И в годы правления Сталина, и во времена хрущёвского антиправославного беспредела Мария Юдина не скрывала от окружающих своей религиозности. Более того, старалась при первой возможности проповедовать и ученикам, и всем окружающим веру во Христа как Спасителя всего человечества. Будучи по рождению еврейкой, Мария Вениаминовна в юные годы всем сердцем приняла православие и оставалась верной ему до конца своих земных дней.

В 1930 году Юдину, уже ставшую профессором, «за религиозные убеждения» увольняют из Ленинградской консерватории. Несколько лет она живёт и работает в Тбилиси. Но в 1936 году Мария Вениаминовна возвращается, правда, не в Питер, а в Москву, где до конца жизни преподаёт в консерватории и институте имени Гнесиных. Беспрепятственно даёт концерты, всегда становившиеся праздником для тех, кто любит прекрасное в музыке.

Оказывается, большим поклонником творчества Юдиной был сам «великий вождь и учитель». Сейчас не особо афишируется, что Сталин был большим меломаном, предпочитая шедевры Баха и венских классиков (Гайдна, Моцарта, Шуберта, Бетховена), а также классическую оперетту. А вот модернистские эксперименты, как шутливо говорится, «терпеть ненавидел». Вкусы вождя нашли своё полное отражение в знаменитой комедии «Музыкальная история» с Сергеем Лемешевым в главной роли.

Любимым музыкантом Сталина был гениальный пианист Владимир Софроницкий . Иосиф Виссарионович даже возил его с собой на Потсдамскую конференцию 1945 года, чтобы произвести впечатление на президента США Трумэна, известного любителя фортепианного искусства.

# # # # # # #

Выполните задания:
**A.** Перечислите всех композиторов, чьим шедеврам, согласно фрагменту о Марии Юдиной, отдавал предпочтение Сталин.
**B.** Напишите продолжение фрагмента о Марии Юдиной, начав сразу после его последнего предложения.
Приведённый далее материал самостоятелен и к фрагменту о Марии Юдиной не относится.

# # # # # # #

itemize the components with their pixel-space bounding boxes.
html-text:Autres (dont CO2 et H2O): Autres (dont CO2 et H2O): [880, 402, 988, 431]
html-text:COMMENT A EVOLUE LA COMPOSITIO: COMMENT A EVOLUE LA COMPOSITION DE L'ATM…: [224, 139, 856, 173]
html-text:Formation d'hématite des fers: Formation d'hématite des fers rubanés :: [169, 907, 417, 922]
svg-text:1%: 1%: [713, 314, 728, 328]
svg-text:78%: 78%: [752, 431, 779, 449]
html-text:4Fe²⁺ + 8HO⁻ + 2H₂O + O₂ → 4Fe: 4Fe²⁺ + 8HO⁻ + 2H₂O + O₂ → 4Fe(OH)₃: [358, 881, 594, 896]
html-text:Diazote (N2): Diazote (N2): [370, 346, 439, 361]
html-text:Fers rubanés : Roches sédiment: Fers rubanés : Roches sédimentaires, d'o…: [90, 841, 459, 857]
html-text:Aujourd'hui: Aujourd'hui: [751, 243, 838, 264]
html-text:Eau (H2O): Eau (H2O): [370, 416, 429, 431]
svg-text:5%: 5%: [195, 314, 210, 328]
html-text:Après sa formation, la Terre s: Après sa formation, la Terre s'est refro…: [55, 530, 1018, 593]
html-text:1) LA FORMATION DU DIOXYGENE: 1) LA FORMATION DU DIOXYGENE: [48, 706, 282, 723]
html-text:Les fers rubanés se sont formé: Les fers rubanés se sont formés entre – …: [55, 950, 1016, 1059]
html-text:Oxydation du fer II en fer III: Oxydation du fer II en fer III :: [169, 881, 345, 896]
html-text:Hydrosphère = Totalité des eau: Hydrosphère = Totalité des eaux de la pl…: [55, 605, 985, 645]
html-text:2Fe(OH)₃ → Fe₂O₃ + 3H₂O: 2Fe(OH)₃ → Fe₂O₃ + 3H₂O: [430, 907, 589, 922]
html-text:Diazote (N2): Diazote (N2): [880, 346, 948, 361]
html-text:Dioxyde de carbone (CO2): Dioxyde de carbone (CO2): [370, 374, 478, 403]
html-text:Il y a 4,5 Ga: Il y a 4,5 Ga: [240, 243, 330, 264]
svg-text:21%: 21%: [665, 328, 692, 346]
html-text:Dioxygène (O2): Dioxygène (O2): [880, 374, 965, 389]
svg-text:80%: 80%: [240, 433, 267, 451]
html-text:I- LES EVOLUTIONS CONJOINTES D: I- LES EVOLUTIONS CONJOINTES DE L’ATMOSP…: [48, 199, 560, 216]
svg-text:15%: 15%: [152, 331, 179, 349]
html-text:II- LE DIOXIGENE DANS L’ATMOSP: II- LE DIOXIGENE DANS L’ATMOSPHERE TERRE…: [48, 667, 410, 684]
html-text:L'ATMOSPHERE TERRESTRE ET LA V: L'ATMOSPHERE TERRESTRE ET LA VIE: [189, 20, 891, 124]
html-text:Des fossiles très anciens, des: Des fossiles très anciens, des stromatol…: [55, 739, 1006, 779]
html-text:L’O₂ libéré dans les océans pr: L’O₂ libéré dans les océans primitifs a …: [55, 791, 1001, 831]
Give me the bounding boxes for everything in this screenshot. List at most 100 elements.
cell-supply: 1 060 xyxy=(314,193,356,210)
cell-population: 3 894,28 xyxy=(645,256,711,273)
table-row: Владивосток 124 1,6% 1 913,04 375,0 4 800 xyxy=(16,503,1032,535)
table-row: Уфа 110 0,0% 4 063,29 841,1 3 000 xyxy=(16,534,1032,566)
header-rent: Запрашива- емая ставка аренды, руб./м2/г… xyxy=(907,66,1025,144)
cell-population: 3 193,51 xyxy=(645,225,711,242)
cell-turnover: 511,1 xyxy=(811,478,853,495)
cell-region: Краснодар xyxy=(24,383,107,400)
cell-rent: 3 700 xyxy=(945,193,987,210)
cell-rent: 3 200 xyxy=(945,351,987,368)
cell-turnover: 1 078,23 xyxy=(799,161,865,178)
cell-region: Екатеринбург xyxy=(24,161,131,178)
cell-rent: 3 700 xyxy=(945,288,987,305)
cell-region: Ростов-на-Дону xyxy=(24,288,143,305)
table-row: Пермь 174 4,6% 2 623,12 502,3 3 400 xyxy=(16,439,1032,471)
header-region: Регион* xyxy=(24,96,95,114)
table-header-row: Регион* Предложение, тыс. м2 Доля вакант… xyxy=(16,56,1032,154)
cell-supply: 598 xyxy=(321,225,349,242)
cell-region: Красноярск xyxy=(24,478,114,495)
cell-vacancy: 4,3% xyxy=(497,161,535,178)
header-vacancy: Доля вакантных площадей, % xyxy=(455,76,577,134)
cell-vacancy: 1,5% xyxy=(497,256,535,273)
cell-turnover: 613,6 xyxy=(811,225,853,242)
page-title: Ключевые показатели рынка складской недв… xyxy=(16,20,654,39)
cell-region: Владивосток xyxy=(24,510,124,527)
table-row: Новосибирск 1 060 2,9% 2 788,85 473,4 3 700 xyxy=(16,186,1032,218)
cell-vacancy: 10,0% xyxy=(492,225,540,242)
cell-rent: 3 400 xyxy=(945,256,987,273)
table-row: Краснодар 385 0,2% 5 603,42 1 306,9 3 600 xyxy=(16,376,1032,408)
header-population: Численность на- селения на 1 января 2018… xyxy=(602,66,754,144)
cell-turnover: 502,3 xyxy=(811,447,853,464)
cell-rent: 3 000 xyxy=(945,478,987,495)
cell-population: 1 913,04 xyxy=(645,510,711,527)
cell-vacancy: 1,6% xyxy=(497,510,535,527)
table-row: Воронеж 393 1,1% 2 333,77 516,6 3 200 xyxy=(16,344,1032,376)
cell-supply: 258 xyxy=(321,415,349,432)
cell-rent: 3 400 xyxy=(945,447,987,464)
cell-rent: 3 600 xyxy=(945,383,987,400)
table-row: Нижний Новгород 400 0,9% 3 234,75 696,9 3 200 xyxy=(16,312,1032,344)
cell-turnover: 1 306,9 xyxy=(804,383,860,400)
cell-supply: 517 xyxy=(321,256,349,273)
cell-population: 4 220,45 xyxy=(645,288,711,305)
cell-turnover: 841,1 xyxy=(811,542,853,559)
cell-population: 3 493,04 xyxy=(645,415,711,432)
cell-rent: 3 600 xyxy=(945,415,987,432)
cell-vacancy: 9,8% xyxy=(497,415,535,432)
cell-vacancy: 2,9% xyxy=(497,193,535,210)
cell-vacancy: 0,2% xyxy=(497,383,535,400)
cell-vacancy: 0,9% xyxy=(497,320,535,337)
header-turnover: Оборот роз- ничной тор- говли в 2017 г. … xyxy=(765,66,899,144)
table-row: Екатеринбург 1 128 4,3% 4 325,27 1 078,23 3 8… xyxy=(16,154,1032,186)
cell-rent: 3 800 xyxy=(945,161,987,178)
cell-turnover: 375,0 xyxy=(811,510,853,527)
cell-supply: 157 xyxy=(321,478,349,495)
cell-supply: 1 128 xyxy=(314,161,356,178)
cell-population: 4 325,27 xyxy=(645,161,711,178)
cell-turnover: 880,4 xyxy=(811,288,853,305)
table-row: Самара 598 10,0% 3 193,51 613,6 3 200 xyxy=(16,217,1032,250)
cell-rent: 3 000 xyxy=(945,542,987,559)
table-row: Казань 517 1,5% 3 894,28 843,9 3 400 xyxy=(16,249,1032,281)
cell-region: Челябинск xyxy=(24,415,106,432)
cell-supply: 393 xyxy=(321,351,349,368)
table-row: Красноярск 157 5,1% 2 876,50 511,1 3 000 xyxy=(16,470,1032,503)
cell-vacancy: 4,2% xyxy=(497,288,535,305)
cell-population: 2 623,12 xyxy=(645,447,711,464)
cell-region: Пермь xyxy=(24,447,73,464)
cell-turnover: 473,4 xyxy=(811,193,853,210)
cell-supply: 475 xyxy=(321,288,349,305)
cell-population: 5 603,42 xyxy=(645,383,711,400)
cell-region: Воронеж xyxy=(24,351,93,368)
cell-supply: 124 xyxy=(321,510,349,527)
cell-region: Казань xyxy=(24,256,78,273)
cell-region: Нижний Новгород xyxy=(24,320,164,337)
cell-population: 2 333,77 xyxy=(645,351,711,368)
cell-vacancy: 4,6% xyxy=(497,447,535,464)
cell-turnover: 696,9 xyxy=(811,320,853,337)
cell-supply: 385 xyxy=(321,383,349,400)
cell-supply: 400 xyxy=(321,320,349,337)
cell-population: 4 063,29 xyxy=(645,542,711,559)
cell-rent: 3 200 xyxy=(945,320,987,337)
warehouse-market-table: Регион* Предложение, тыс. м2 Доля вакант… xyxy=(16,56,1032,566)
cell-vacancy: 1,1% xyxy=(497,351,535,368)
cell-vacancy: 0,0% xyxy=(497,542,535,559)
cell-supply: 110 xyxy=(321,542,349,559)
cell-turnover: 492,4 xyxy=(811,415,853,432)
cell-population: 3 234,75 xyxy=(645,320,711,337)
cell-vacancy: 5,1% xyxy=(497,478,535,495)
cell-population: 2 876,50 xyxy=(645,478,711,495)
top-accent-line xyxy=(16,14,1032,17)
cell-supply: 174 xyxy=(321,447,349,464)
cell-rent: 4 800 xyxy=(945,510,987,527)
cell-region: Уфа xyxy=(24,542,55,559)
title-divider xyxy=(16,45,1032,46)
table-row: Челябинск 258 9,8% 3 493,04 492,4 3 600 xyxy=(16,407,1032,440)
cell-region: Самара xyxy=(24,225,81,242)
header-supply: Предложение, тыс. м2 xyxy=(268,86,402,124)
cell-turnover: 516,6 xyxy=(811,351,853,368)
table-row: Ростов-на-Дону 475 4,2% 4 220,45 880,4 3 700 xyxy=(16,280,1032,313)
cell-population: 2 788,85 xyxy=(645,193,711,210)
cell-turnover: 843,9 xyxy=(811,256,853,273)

# # # # # # #

Ответы:
**A.** Бах, Гайдн, Моцарт, Шуберт, Бетховен.

**B.**
Впечатление было произведено такое, что после этого Софроницкому прощали даже его увлечение кокаином, который музыкант нередко принимал перед концертом (один из таких «кокаиновых концертов» 1951 года в Большом зале Московской консерватории недавно был выпущен в формате МР3 «Русской музыкальной группой»).

С Юдиной Сталин никогда не встречался. Известный музыкант и культуролог Соломон Волков приводит в своей книге о культуре Санкт-Петербурга со слов Дмитрия Шостаковича такую историю. Как-то в конце 30-х годов вождь услышал по радио один из фортепианных концертов Моцарта, скорее всего, свой любимый двадцать третий. Исполнение настолько его потрясло, что он попросил срочно принести ему пластинку с этой записью.

Но оказалось, что по радио шла прямая трансляция концерта с участием Марии Юдиной, который не записывался. В экстренном порядке ночью пианистка с оркестром в студии записывает музыку Моцарта и также экстренно в нескольких экземплярах изготовляется пластинка. Сталин слушает музыку ещё раз и в знак восхищения передаёт через помощников Юдиной 20 тысяч рублей – огромную по тем временам сумму.

Как истинная христианка, Мария Вениаминовна пишет «великому вождю» благодарственное письмо. В нём сообщает, что деньги передала храму, прихожанкой которого была, и будет молиться за здоровье Иосифа Виссарионовича и за то, чтобы Бог простил ему многочисленные прегрешения, прежде всего, гибель множества ни в чём неповинных людей. Сталин ничего не ответил Юдиной. Но, по словам Волкова, когда после смерти вождя составляли опись вещей, находившихся в комнате, где скончался Сталин, в неё вошла и та самая пластинка.

«Жизнь Марии Вениаминовны – как и многих других её верующих современников, испытавших на себе всю тяжесть антирелигиозной политики советской власти, - является ярким свидетельством стойкости в вере и гражданского мужества, - считает Святейший Патриарх Алексий II . – Этот пример исповедничества чрезвычайно важен для современного человека, подчас окружённого ложными представлениями о жизни, ибо помогает понять очевидную истину: как бы ни были ценны земная жизнь, достаток и комфорт, - во всех случаях они не ценнее вечности».

К сожалению, при нынешних руководителях телерадиовещания, да и культуры в целом, для того, чтобы ознакомиться с потрясшим самого Сталина творчеством Марии Вениаминовны Юдиной требуется приложить немало усилий, хотя Михаил Швыдкой ещё два года назад обещал, что канал «Культура» подготовит о великой пианистке цикл передач.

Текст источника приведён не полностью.